▶ TASK STATEMENT
Reproduce verbatim the lines beginning with the line that contains "Give me the" and continuing through the line that contains "bar-2022: [417, 133, 478, 418]", including both. Omit the pictures from the reproduction.

▶ RECORDS SHOWN
########################################

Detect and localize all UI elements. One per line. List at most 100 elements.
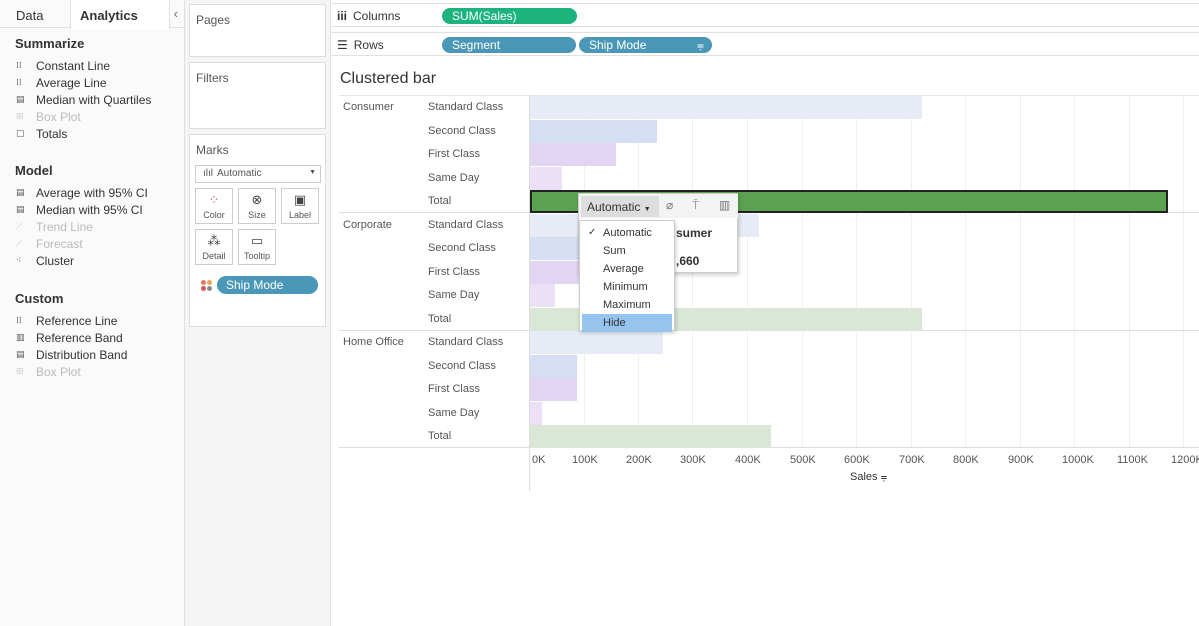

########################################

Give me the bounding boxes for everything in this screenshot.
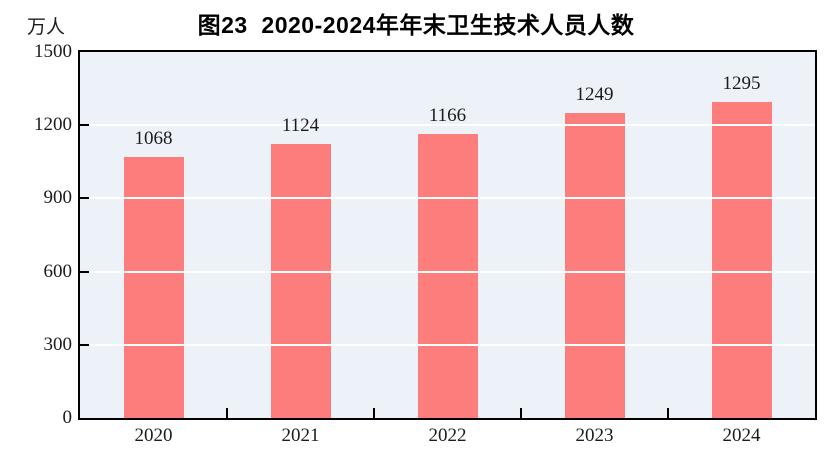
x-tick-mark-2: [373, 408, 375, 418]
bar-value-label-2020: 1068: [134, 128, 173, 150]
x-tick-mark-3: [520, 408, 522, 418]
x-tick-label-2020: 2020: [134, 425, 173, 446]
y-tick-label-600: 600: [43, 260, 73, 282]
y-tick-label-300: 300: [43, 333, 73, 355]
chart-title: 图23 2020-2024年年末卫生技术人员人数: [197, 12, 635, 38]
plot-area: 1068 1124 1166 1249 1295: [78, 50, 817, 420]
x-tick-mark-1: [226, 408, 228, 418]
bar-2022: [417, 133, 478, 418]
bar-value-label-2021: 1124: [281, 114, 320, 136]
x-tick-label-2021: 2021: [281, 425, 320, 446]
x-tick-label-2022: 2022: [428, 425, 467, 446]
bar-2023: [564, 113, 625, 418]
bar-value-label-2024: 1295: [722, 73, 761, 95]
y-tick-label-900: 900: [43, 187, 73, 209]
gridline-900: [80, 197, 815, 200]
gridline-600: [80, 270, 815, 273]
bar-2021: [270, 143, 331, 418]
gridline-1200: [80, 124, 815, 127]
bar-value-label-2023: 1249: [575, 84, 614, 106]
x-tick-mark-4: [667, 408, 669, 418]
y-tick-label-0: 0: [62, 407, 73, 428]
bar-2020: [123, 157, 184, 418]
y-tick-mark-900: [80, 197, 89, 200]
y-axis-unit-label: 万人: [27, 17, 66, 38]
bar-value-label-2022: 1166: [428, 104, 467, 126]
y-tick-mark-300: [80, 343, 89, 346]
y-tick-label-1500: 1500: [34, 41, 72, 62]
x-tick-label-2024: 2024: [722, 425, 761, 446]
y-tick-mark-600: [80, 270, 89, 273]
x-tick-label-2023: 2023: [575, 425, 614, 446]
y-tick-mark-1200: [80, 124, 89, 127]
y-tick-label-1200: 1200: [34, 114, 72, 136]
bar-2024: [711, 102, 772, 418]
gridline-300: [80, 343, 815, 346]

########################################

▶ WRITTEN SOLUTION
Give me the bounding boxes for everything in this screenshot.
x-tick-mark-2: [373, 408, 375, 418]
bar-value-label-2020: 1068: [134, 128, 173, 150]
x-tick-mark-3: [520, 408, 522, 418]
x-tick-label-2020: 2020: [134, 425, 173, 446]
y-tick-label-600: 600: [43, 260, 73, 282]
y-tick-label-300: 300: [43, 333, 73, 355]
chart-title: 图23 2020-2024年年末卫生技术人员人数: [197, 12, 635, 38]
plot-area: 1068 1124 1166 1249 1295: [78, 50, 817, 420]
x-tick-mark-1: [226, 408, 228, 418]
bar-2022: [417, 133, 478, 418]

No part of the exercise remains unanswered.